**Stated problem**
Leaving the pictures aside, transcribe every line below exactly.

"""

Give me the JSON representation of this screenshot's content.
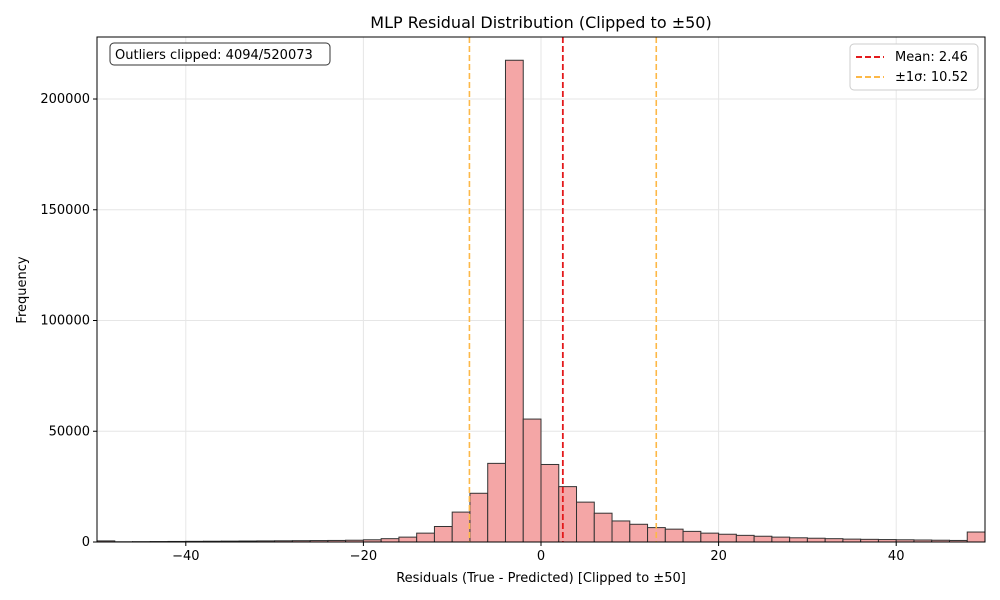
{
  "chart_data": {
    "type": "bar",
    "title": "MLP Residual Distribution (Clipped to ±50)",
    "xlabel": "Residuals (True - Predicted) [Clipped to ±50]",
    "ylabel": "Frequency",
    "xlim": [
      -50,
      50
    ],
    "ylim": [
      0,
      228000
    ],
    "xticks": [
      -40,
      -20,
      0,
      20,
      40
    ],
    "yticks": [
      0,
      50000,
      100000,
      150000,
      200000
    ],
    "grid": true,
    "bin_start": -50,
    "bin_width": 2,
    "values": [
      500,
      100,
      150,
      200,
      250,
      300,
      350,
      400,
      450,
      500,
      550,
      600,
      650,
      700,
      800,
      1000,
      1500,
      2200,
      4000,
      7000,
      13500,
      22000,
      35500,
      217500,
      55500,
      35000,
      25000,
      18000,
      13000,
      9500,
      8000,
      6500,
      5800,
      4800,
      4000,
      3500,
      3000,
      2600,
      2200,
      1900,
      1700,
      1500,
      1300,
      1200,
      1100,
      1000,
      900,
      800,
      700,
      4500
    ],
    "bar_color": "#f4a6a6",
    "bar_edge_color": "#333333",
    "mean": 2.46,
    "sigma": 10.52,
    "mean_line": {
      "label": "Mean: 2.46",
      "value": 2.46,
      "color": "#e31a1c"
    },
    "sigma_lines": {
      "label": "±1σ: 10.52",
      "values": [
        -8.06,
        12.98
      ],
      "color": "#fdb847"
    },
    "legend": {
      "placement": "top-right"
    },
    "annotation": {
      "text": "Outliers clipped: 4094/520073",
      "placement": "top-left"
    }
  }
}
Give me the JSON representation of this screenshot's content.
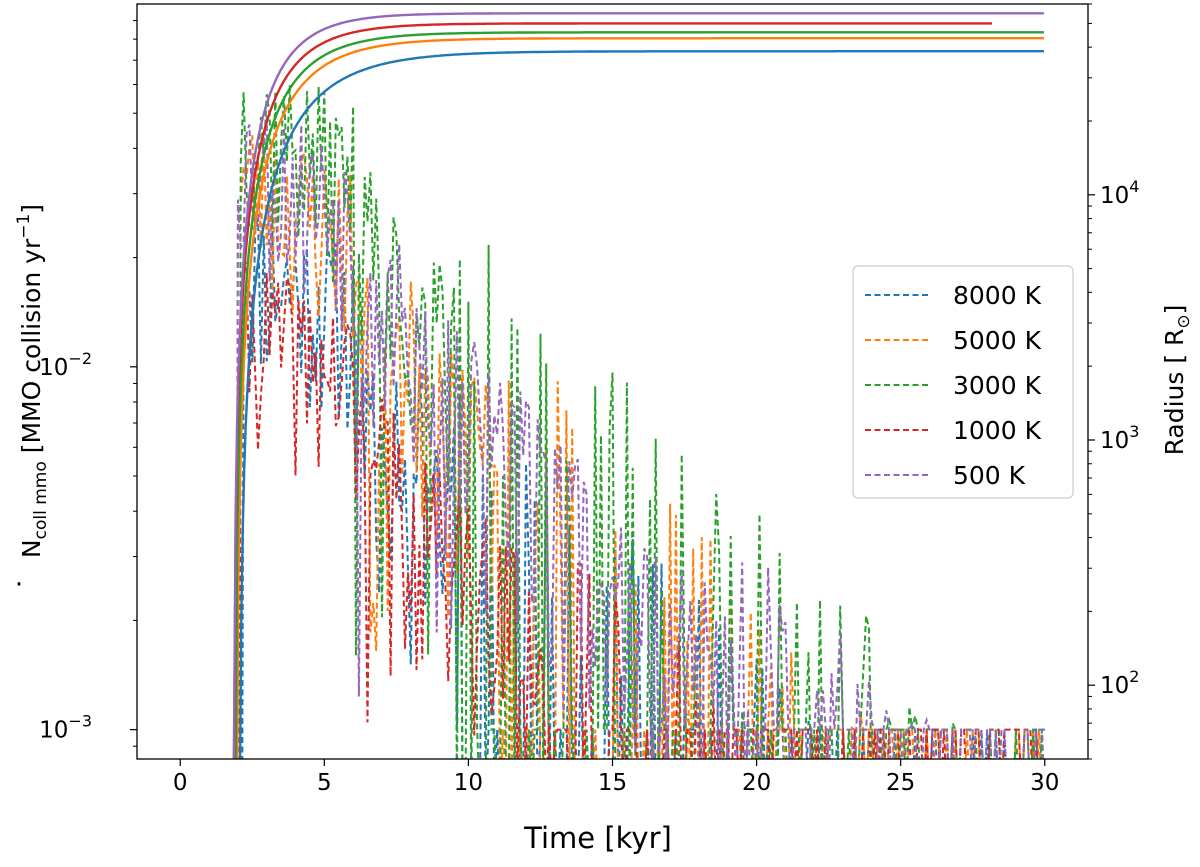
{
  "chart_data": {
    "type": "line",
    "xlabel": "Time [kyr]",
    "ylabel_left_parts": {
      "base": "N",
      "sub": "coll mmo",
      "rest": " [MMO collision  yr",
      "sup": "−1",
      "close": "]"
    },
    "ylabel_right_parts": {
      "base": "Radius [ R",
      "sub": "⊙",
      "close": "]"
    },
    "xlim": [
      -1.5,
      31.5
    ],
    "ylim_left": [
      0.00083,
      0.1
    ],
    "ylim_right": [
      50,
      60000
    ],
    "x_ticks": [
      0,
      5,
      10,
      15,
      20,
      25,
      30
    ],
    "x_tick_labels": [
      "0",
      "5",
      "10",
      "15",
      "20",
      "25",
      "30"
    ],
    "y_left_ticks": [
      {
        "value": 0.001,
        "label": "10",
        "exp": "−3"
      },
      {
        "value": 0.01,
        "label": "10",
        "exp": "−2"
      }
    ],
    "y_right_ticks": [
      {
        "value": 100,
        "label": "10",
        "exp": "2"
      },
      {
        "value": 1000,
        "label": "10",
        "exp": "3"
      },
      {
        "value": 10000,
        "label": "10",
        "exp": "4"
      }
    ],
    "legend_location": "center-right",
    "series": [
      {
        "name": "8000 K",
        "color": "#1f77b4",
        "style": "dashed",
        "axis": "left",
        "seed": 11,
        "start": 2.2,
        "peak": 0.018,
        "floor_from": 9.5,
        "sparsity": 0.55
      },
      {
        "name": "5000 K",
        "color": "#ff7f0e",
        "style": "dashed",
        "axis": "left",
        "seed": 23,
        "start": 2.0,
        "peak": 0.03,
        "floor_from": 11.0,
        "sparsity": 0.5
      },
      {
        "name": "3000 K",
        "color": "#2ca02c",
        "style": "dashed",
        "axis": "left",
        "seed": 37,
        "start": 2.1,
        "peak": 0.045,
        "floor_from": 9.5,
        "sparsity": 0.45
      },
      {
        "name": "1000 K",
        "color": "#d62728",
        "style": "dashed",
        "axis": "left",
        "seed": 41,
        "start": 2.1,
        "peak": 0.012,
        "floor_from": 13.0,
        "sparsity": 0.45
      },
      {
        "name": "500 K",
        "color": "#9467bd",
        "style": "dashed",
        "axis": "left",
        "seed": 53,
        "start": 2.0,
        "peak": 0.035,
        "floor_from": 20.0,
        "sparsity": 0.3
      }
    ],
    "radius_series": [
      {
        "name": "8000 K",
        "color": "#1f77b4",
        "axis": "right",
        "t0": 2.05,
        "tau": 1.9,
        "rmax": 38500,
        "end": 30.0
      },
      {
        "name": "5000 K",
        "color": "#ff7f0e",
        "axis": "right",
        "t0": 1.95,
        "tau": 1.6,
        "rmax": 43500,
        "end": 30.0
      },
      {
        "name": "3000 K",
        "color": "#2ca02c",
        "axis": "right",
        "t0": 1.9,
        "tau": 1.5,
        "rmax": 46000,
        "end": 30.0
      },
      {
        "name": "1000 K",
        "color": "#d62728",
        "axis": "right",
        "t0": 1.85,
        "tau": 1.4,
        "rmax": 50000,
        "end": 28.2
      },
      {
        "name": "500 K",
        "color": "#9467bd",
        "axis": "right",
        "t0": 1.85,
        "tau": 1.3,
        "rmax": 55000,
        "end": 30.0
      }
    ]
  }
}
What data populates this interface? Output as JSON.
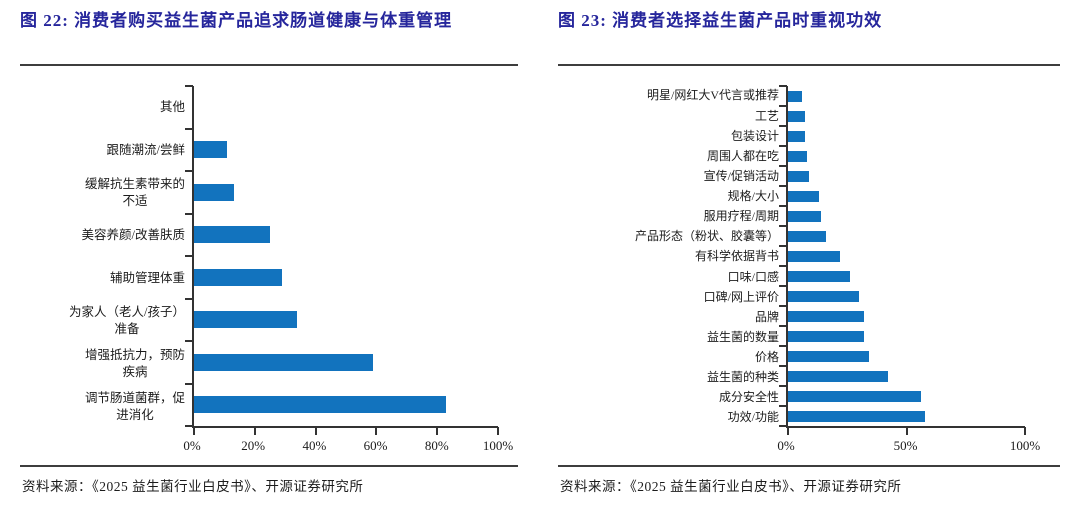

"""

**Result below**
Give me the JSON representation of this screenshot's content.
{
  "chart_data": {
    "type": "bar",
    "title": "MLP Residual Distribution (Clipped to ±50)",
    "xlabel": "Residuals (True - Predicted) [Clipped to ±50]",
    "ylabel": "Frequency",
    "xlim": [
      -50,
      50
    ],
    "ylim": [
      0,
      228000
    ],
    "xticks": [
      -40,
      -20,
      0,
      20,
      40
    ],
    "yticks": [
      0,
      50000,
      100000,
      150000,
      200000
    ],
    "grid": true,
    "bin_start": -50,
    "bin_width": 2,
    "values": [
      500,
      100,
      150,
      200,
      250,
      300,
      350,
      400,
      450,
      500,
      550,
      600,
      650,
      700,
      800,
      1000,
      1500,
      2200,
      4000,
      7000,
      13500,
      22000,
      35500,
      217500,
      55500,
      35000,
      25000,
      18000,
      13000,
      9500,
      8000,
      6500,
      5800,
      4800,
      4000,
      3500,
      3000,
      2600,
      2200,
      1900,
      1700,
      1500,
      1300,
      1200,
      1100,
      1000,
      900,
      800,
      700,
      4500
    ],
    "bar_color": "#f4a6a6",
    "bar_edge_color": "#333333",
    "mean": 2.46,
    "sigma": 10.52,
    "mean_line": {
      "label": "Mean: 2.46",
      "value": 2.46,
      "color": "#e31a1c"
    },
    "sigma_lines": {
      "label": "±1σ: 10.52",
      "values": [
        -8.06,
        12.98
      ],
      "color": "#fdb847"
    },
    "legend": {
      "placement": "top-right"
    },
    "annotation": {
      "text": "Outliers clipped: 4094/520073",
      "placement": "top-left"
    }
  }
}
Give me the JSON representation of this screenshot's content.
{
  "chart_data": {
    "type": "line",
    "xlabel": "Time [kyr]",
    "ylabel_left_parts": {
      "base": "N",
      "sub": "coll mmo",
      "rest": " [MMO collision  yr",
      "sup": "−1",
      "close": "]"
    },
    "ylabel_right_parts": {
      "base": "Radius [ R",
      "sub": "⊙",
      "close": "]"
    },
    "xlim": [
      -1.5,
      31.5
    ],
    "ylim_left": [
      0.00083,
      0.1
    ],
    "ylim_right": [
      50,
      60000
    ],
    "x_ticks": [
      0,
      5,
      10,
      15,
      20,
      25,
      30
    ],
    "x_tick_labels": [
      "0",
      "5",
      "10",
      "15",
      "20",
      "25",
      "30"
    ],
    "y_left_ticks": [
      {
        "value": 0.001,
        "label": "10",
        "exp": "−3"
      },
      {
        "value": 0.01,
        "label": "10",
        "exp": "−2"
      }
    ],
    "y_right_ticks": [
      {
        "value": 100,
        "label": "10",
        "exp": "2"
      },
      {
        "value": 1000,
        "label": "10",
        "exp": "3"
      },
      {
        "value": 10000,
        "label": "10",
        "exp": "4"
      }
    ],
    "legend_location": "center-right",
    "series": [
      {
        "name": "8000 K",
        "color": "#1f77b4",
        "style": "dashed",
        "axis": "left",
        "seed": 11,
        "start": 2.2,
        "peak": 0.018,
        "floor_from": 9.5,
        "sparsity": 0.55
      },
      {
        "name": "5000 K",
        "color": "#ff7f0e",
        "style": "dashed",
        "axis": "left",
        "seed": 23,
        "start": 2.0,
        "peak": 0.03,
        "floor_from": 11.0,
        "sparsity": 0.5
      },
      {
        "name": "3000 K",
        "color": "#2ca02c",
        "style": "dashed",
        "axis": "left",
        "seed": 37,
        "start": 2.1,
        "peak": 0.045,
        "floor_from": 9.5,
        "sparsity": 0.45
      },
      {
        "name": "1000 K",
        "color": "#d62728",
        "style": "dashed",
        "axis": "left",
        "seed": 41,
        "start": 2.1,
        "peak": 0.012,
        "floor_from": 13.0,
        "sparsity": 0.45
      },
      {
        "name": "500 K",
        "color": "#9467bd",
        "style": "dashed",
        "axis": "left",
        "seed": 53,
        "start": 2.0,
        "peak": 0.035,
        "floor_from": 20.0,
        "sparsity": 0.3
      }
    ],
    "radius_series": [
      {
        "name": "8000 K",
        "color": "#1f77b4",
        "axis": "right",
        "t0": 2.05,
        "tau": 1.9,
        "rmax": 38500,
        "end": 30.0
      },
      {
        "name": "5000 K",
        "color": "#ff7f0e",
        "axis": "right",
        "t0": 1.95,
        "tau": 1.6,
        "rmax": 43500,
        "end": 30.0
      },
      {
        "name": "3000 K",
        "color": "#2ca02c",
        "axis": "right",
        "t0": 1.9,
        "tau": 1.5,
        "rmax": 46000,
        "end": 30.0
      },
      {
        "name": "1000 K",
        "color": "#d62728",
        "axis": "right",
        "t0": 1.85,
        "tau": 1.4,
        "rmax": 50000,
        "end": 28.2
      },
      {
        "name": "500 K",
        "color": "#9467bd",
        "axis": "right",
        "t0": 1.85,
        "tau": 1.3,
        "rmax": 55000,
        "end": 30.0
      }
    ]
  }
}
What data populates this interface? Output as JSON.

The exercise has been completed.